:: Data for this exercise ::
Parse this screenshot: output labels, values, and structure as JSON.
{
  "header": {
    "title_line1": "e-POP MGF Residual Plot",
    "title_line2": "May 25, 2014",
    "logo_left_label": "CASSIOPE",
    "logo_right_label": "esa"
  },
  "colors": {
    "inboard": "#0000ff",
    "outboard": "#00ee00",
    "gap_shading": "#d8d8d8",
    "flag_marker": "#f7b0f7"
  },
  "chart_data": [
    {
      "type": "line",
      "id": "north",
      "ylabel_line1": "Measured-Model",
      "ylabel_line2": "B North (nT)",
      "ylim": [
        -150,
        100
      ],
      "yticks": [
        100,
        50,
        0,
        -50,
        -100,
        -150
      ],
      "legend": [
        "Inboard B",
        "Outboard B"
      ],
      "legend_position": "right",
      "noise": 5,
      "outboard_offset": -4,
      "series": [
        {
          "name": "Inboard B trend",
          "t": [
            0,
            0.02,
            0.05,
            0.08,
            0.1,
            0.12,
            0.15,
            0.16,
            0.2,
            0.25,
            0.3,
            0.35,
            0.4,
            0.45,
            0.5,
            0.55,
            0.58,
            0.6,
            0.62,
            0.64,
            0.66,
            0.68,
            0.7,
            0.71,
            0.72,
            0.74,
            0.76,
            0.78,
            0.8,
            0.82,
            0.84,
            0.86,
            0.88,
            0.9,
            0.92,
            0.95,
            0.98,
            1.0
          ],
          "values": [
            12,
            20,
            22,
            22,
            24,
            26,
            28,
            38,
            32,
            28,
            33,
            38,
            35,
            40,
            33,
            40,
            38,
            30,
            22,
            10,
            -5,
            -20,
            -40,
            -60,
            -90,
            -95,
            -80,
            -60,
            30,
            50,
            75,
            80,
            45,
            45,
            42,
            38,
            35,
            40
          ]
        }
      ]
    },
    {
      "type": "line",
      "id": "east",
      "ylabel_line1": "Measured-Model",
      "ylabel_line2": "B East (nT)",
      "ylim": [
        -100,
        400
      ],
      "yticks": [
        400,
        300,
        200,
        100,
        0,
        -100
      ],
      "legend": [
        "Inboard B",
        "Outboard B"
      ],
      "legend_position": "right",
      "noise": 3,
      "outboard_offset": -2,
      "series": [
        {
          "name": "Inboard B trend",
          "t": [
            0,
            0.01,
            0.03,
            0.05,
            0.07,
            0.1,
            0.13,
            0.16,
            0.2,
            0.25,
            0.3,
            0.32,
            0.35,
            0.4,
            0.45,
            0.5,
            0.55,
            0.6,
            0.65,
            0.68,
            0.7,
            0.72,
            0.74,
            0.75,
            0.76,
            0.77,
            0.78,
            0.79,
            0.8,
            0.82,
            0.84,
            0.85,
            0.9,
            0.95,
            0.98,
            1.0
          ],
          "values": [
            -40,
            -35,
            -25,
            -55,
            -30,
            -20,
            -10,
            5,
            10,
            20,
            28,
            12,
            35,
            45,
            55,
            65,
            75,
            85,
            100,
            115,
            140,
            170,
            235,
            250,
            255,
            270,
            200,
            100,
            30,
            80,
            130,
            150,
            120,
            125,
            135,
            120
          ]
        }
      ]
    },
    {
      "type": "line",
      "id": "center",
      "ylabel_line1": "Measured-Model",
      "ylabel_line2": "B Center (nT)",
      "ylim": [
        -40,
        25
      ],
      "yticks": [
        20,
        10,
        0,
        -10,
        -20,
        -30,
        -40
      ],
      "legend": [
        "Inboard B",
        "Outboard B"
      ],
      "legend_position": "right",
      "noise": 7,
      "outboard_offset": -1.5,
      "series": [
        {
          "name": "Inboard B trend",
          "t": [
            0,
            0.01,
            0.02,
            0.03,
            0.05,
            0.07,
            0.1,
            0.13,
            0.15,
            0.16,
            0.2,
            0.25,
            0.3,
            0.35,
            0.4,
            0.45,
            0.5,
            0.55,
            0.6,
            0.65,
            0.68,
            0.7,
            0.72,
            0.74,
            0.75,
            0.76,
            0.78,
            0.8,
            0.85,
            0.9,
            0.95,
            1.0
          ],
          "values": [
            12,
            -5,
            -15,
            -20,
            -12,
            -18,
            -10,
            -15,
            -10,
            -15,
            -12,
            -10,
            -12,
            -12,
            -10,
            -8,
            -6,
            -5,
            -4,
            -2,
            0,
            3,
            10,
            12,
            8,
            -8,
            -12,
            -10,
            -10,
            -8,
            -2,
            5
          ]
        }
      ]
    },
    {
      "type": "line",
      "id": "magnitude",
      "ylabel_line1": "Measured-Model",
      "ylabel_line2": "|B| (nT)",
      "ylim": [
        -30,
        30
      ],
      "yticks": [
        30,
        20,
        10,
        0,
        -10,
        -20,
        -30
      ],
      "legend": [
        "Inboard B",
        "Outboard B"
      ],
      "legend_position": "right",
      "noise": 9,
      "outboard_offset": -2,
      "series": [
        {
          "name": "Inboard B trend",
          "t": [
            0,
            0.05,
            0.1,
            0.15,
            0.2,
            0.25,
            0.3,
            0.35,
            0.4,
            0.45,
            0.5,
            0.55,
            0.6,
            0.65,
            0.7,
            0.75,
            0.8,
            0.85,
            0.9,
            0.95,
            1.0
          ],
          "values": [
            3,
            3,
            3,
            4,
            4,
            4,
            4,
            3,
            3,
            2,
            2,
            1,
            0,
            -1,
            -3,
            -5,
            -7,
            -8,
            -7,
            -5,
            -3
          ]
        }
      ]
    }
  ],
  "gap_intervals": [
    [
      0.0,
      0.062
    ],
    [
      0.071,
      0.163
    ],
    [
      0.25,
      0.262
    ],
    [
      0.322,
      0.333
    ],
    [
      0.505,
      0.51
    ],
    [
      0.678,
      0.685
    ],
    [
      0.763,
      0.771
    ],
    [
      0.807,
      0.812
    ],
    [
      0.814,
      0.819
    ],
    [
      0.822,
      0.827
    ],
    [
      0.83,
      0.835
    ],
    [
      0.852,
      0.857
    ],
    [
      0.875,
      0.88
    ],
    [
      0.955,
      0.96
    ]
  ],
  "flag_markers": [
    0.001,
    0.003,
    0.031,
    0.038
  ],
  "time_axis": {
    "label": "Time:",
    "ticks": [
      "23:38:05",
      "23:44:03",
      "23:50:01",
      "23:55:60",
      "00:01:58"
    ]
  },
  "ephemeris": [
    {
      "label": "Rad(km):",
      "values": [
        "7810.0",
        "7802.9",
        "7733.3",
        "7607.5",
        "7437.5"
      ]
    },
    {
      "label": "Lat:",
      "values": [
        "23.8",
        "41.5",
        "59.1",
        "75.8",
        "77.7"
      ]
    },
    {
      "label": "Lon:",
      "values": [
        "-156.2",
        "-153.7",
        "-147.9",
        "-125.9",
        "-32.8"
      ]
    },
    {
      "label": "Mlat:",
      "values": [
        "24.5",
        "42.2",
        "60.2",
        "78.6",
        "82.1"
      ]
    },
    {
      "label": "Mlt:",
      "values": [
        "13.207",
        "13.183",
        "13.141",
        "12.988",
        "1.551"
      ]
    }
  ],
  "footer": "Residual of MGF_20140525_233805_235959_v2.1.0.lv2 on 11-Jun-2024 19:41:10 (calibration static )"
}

:: Written request ::
Write out all of the records above exactly as they appear.

:: The result ::
Parse this screenshot: output labels, values, and structure as JSON.
{
  "header": {
    "title_line1": "e-POP MGF Residual Plot",
    "title_line2": "May 25, 2014",
    "logo_left_label": "CASSIOPE",
    "logo_right_label": "esa"
  },
  "colors": {
    "inboard": "#0000ff",
    "outboard": "#00ee00",
    "gap_shading": "#d8d8d8",
    "flag_marker": "#f7b0f7"
  },
  "chart_data": [
    {
      "type": "line",
      "id": "north",
      "ylabel_line1": "Measured-Model",
      "ylabel_line2": "B North (nT)",
      "ylim": [
        -150,
        100
      ],
      "yticks": [
        100,
        50,
        0,
        -50,
        -100,
        -150
      ],
      "legend": [
        "Inboard B",
        "Outboard B"
      ],
      "legend_position": "right",
      "noise": 5,
      "outboard_offset": -4,
      "series": [
        {
          "name": "Inboard B trend",
          "t": [
            0,
            0.02,
            0.05,
            0.08,
            0.1,
            0.12,
            0.15,
            0.16,
            0.2,
            0.25,
            0.3,
            0.35,
            0.4,
            0.45,
            0.5,
            0.55,
            0.58,
            0.6,
            0.62,
            0.64,
            0.66,
            0.68,
            0.7,
            0.71,
            0.72,
            0.74,
            0.76,
            0.78,
            0.8,
            0.82,
            0.84,
            0.86,
            0.88,
            0.9,
            0.92,
            0.95,
            0.98,
            1.0
          ],
          "values": [
            12,
            20,
            22,
            22,
            24,
            26,
            28,
            38,
            32,
            28,
            33,
            38,
            35,
            40,
            33,
            40,
            38,
            30,
            22,
            10,
            -5,
            -20,
            -40,
            -60,
            -90,
            -95,
            -80,
            -60,
            30,
            50,
            75,
            80,
            45,
            45,
            42,
            38,
            35,
            40
          ]
        }
      ]
    },
    {
      "type": "line",
      "id": "east",
      "ylabel_line1": "Measured-Model",
      "ylabel_line2": "B East (nT)",
      "ylim": [
        -100,
        400
      ],
      "yticks": [
        400,
        300,
        200,
        100,
        0,
        -100
      ],
      "legend": [
        "Inboard B",
        "Outboard B"
      ],
      "legend_position": "right",
      "noise": 3,
      "outboard_offset": -2,
      "series": [
        {
          "name": "Inboard B trend",
          "t": [
            0,
            0.01,
            0.03,
            0.05,
            0.07,
            0.1,
            0.13,
            0.16,
            0.2,
            0.25,
            0.3,
            0.32,
            0.35,
            0.4,
            0.45,
            0.5,
            0.55,
            0.6,
            0.65,
            0.68,
            0.7,
            0.72,
            0.74,
            0.75,
            0.76,
            0.77,
            0.78,
            0.79,
            0.8,
            0.82,
            0.84,
            0.85,
            0.9,
            0.95,
            0.98,
            1.0
          ],
          "values": [
            -40,
            -35,
            -25,
            -55,
            -30,
            -20,
            -10,
            5,
            10,
            20,
            28,
            12,
            35,
            45,
            55,
            65,
            75,
            85,
            100,
            115,
            140,
            170,
            235,
            250,
            255,
            270,
            200,
            100,
            30,
            80,
            130,
            150,
            120,
            125,
            135,
            120
          ]
        }
      ]
    },
    {
      "type": "line",
      "id": "center",
      "ylabel_line1": "Measured-Model",
      "ylabel_line2": "B Center (nT)",
      "ylim": [
        -40,
        25
      ],
      "yticks": [
        20,
        10,
        0,
        -10,
        -20,
        -30,
        -40
      ],
      "legend": [
        "Inboard B",
        "Outboard B"
      ],
      "legend_position": "right",
      "noise": 7,
      "outboard_offset": -1.5,
      "series": [
        {
          "name": "Inboard B trend",
          "t": [
            0,
            0.01,
            0.02,
            0.03,
            0.05,
            0.07,
            0.1,
            0.13,
            0.15,
            0.16,
            0.2,
            0.25,
            0.3,
            0.35,
            0.4,
            0.45,
            0.5,
            0.55,
            0.6,
            0.65,
            0.68,
            0.7,
            0.72,
            0.74,
            0.75,
            0.76,
            0.78,
            0.8,
            0.85,
            0.9,
            0.95,
            1.0
          ],
          "values": [
            12,
            -5,
            -15,
            -20,
            -12,
            -18,
            -10,
            -15,
            -10,
            -15,
            -12,
            -10,
            -12,
            -12,
            -10,
            -8,
            -6,
            -5,
            -4,
            -2,
            0,
            3,
            10,
            12,
            8,
            -8,
            -12,
            -10,
            -10,
            -8,
            -2,
            5
          ]
        }
      ]
    },
    {
      "type": "line",
      "id": "magnitude",
      "ylabel_line1": "Measured-Model",
      "ylabel_line2": "|B| (nT)",
      "ylim": [
        -30,
        30
      ],
      "yticks": [
        30,
        20,
        10,
        0,
        -10,
        -20,
        -30
      ],
      "legend": [
        "Inboard B",
        "Outboard B"
      ],
      "legend_position": "right",
      "noise": 9,
      "outboard_offset": -2,
      "series": [
        {
          "name": "Inboard B trend",
          "t": [
            0,
            0.05,
            0.1,
            0.15,
            0.2,
            0.25,
            0.3,
            0.35,
            0.4,
            0.45,
            0.5,
            0.55,
            0.6,
            0.65,
            0.7,
            0.75,
            0.8,
            0.85,
            0.9,
            0.95,
            1.0
          ],
          "values": [
            3,
            3,
            3,
            4,
            4,
            4,
            4,
            3,
            3,
            2,
            2,
            1,
            0,
            -1,
            -3,
            -5,
            -7,
            -8,
            -7,
            -5,
            -3
          ]
        }
      ]
    }
  ],
  "gap_intervals": [
    [
      0.0,
      0.062
    ],
    [
      0.071,
      0.163
    ],
    [
      0.25,
      0.262
    ],
    [
      0.322,
      0.333
    ],
    [
      0.505,
      0.51
    ],
    [
      0.678,
      0.685
    ],
    [
      0.763,
      0.771
    ],
    [
      0.807,
      0.812
    ],
    [
      0.814,
      0.819
    ],
    [
      0.822,
      0.827
    ],
    [
      0.83,
      0.835
    ],
    [
      0.852,
      0.857
    ],
    [
      0.875,
      0.88
    ],
    [
      0.955,
      0.96
    ]
  ],
  "flag_markers": [
    0.001,
    0.003,
    0.031,
    0.038
  ],
  "time_axis": {
    "label": "Time:",
    "ticks": [
      "23:38:05",
      "23:44:03",
      "23:50:01",
      "23:55:60",
      "00:01:58"
    ]
  },
  "ephemeris": [
    {
      "label": "Rad(km):",
      "values": [
        "7810.0",
        "7802.9",
        "7733.3",
        "7607.5",
        "7437.5"
      ]
    },
    {
      "label": "Lat:",
      "values": [
        "23.8",
        "41.5",
        "59.1",
        "75.8",
        "77.7"
      ]
    },
    {
      "label": "Lon:",
      "values": [
        "-156.2",
        "-153.7",
        "-147.9",
        "-125.9",
        "-32.8"
      ]
    },
    {
      "label": "Mlat:",
      "values": [
        "24.5",
        "42.2",
        "60.2",
        "78.6",
        "82.1"
      ]
    },
    {
      "label": "Mlt:",
      "values": [
        "13.207",
        "13.183",
        "13.141",
        "12.988",
        "1.551"
      ]
    }
  ],
  "footer": "Residual of MGF_20140525_233805_235959_v2.1.0.lv2 on 11-Jun-2024 19:41:10 (calibration static )"
}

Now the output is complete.